Using the data beneath, show every line that includes the word "могли".

### ENTRIES SHOWN
◇ ◇ ◇ ◇ ◇

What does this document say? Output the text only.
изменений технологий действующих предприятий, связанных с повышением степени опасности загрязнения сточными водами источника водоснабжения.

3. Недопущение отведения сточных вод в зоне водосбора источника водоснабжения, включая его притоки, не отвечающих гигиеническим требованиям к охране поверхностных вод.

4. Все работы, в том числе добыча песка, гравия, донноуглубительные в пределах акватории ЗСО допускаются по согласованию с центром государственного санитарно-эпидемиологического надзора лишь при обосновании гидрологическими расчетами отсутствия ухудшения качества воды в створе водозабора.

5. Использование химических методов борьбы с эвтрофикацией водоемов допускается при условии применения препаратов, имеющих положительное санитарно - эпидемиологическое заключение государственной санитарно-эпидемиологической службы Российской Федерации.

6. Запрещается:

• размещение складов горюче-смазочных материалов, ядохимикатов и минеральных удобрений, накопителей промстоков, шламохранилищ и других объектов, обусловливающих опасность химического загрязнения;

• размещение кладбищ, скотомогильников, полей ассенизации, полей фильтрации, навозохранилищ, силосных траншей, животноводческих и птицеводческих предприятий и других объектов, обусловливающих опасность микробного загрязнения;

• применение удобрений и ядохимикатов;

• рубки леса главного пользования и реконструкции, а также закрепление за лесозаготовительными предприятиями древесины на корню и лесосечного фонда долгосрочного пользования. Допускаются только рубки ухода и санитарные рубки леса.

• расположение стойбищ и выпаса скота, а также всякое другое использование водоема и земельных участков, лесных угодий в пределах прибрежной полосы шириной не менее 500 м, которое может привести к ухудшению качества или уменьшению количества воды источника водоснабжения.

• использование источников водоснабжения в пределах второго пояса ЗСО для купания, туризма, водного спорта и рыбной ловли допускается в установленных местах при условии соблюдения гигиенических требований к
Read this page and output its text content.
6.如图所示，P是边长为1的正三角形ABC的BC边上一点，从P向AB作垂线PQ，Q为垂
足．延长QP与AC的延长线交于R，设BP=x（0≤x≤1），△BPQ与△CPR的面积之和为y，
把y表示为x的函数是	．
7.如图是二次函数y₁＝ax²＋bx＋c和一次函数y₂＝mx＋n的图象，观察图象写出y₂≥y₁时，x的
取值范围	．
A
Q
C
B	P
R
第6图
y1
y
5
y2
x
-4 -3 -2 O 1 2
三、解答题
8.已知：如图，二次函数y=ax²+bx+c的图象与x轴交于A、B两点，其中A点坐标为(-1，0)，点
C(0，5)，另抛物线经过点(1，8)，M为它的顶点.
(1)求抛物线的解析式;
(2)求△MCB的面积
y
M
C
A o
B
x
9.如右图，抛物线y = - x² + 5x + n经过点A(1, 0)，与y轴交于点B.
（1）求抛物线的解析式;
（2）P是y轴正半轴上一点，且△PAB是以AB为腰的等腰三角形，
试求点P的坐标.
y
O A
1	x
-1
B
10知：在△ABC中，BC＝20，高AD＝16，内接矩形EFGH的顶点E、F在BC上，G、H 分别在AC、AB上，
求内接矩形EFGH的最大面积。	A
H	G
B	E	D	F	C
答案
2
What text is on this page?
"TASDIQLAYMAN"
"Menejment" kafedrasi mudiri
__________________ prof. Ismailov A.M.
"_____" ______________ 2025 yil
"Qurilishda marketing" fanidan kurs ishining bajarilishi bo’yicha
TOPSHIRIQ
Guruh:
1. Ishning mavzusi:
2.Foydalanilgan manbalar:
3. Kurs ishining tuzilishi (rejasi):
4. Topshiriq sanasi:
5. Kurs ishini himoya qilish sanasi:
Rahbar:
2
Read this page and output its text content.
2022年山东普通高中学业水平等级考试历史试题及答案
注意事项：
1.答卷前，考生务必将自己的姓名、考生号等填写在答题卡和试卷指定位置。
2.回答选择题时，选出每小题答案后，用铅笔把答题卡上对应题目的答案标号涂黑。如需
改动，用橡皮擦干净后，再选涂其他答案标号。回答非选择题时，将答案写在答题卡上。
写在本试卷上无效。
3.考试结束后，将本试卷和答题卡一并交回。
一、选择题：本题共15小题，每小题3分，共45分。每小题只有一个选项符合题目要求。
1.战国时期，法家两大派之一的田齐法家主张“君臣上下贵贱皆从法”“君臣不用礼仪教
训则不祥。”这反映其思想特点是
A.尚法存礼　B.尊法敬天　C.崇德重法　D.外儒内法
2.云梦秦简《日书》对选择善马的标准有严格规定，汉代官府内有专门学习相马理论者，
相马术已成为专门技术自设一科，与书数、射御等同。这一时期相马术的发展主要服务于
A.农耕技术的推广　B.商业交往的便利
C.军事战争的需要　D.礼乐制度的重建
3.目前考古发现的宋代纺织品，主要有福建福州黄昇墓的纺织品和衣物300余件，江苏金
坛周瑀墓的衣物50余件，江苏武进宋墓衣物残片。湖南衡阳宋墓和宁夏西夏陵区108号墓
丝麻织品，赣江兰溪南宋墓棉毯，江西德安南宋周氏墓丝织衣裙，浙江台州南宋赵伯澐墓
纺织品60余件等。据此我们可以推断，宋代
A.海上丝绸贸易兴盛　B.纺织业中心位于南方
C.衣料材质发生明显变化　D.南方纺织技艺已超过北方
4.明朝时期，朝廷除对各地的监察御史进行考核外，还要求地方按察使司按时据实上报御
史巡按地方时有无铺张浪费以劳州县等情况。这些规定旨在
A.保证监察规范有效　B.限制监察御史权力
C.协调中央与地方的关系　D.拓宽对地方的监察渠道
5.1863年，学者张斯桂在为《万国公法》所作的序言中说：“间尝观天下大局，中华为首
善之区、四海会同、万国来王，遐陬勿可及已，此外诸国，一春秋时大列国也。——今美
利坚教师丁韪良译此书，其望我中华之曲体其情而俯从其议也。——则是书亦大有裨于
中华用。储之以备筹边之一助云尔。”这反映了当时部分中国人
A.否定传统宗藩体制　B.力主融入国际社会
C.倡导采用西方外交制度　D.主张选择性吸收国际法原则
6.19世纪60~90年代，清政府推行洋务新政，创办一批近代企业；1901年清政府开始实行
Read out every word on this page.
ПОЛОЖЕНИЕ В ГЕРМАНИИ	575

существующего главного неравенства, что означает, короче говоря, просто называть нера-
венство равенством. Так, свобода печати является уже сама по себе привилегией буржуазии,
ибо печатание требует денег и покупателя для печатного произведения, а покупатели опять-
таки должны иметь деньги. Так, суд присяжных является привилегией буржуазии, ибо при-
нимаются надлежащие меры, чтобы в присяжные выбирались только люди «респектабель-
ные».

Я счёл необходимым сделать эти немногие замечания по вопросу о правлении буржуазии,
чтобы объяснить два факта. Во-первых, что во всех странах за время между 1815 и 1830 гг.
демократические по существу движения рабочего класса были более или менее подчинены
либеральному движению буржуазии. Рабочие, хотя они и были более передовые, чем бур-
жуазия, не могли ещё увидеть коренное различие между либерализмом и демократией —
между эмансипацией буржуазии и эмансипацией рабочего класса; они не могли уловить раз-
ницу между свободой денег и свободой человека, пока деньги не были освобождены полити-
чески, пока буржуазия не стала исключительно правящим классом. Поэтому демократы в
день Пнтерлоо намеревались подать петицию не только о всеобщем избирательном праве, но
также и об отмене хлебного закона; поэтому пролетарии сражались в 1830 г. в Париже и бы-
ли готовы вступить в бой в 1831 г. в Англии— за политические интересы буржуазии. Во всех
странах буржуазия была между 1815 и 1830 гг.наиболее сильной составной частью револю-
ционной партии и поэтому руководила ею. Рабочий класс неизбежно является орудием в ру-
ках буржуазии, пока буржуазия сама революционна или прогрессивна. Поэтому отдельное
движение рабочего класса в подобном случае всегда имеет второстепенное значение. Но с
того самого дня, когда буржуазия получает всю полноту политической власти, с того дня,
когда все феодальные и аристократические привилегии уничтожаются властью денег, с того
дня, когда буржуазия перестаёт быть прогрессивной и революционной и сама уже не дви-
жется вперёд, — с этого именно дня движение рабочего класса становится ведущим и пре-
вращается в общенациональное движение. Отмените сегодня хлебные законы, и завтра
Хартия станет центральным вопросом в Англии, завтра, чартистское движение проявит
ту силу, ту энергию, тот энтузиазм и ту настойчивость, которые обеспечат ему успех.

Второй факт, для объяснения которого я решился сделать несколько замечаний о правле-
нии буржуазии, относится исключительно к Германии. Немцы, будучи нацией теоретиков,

◇ ◇ ◇ ◇ ◇

### EXERCISE OUTPUT
жуазия, не могли ещё увидеть коренное различие между либерализмом и демократией —
между эмансипацией буржуазии и эмансипацией рабочего класса; они не могли уловить раз-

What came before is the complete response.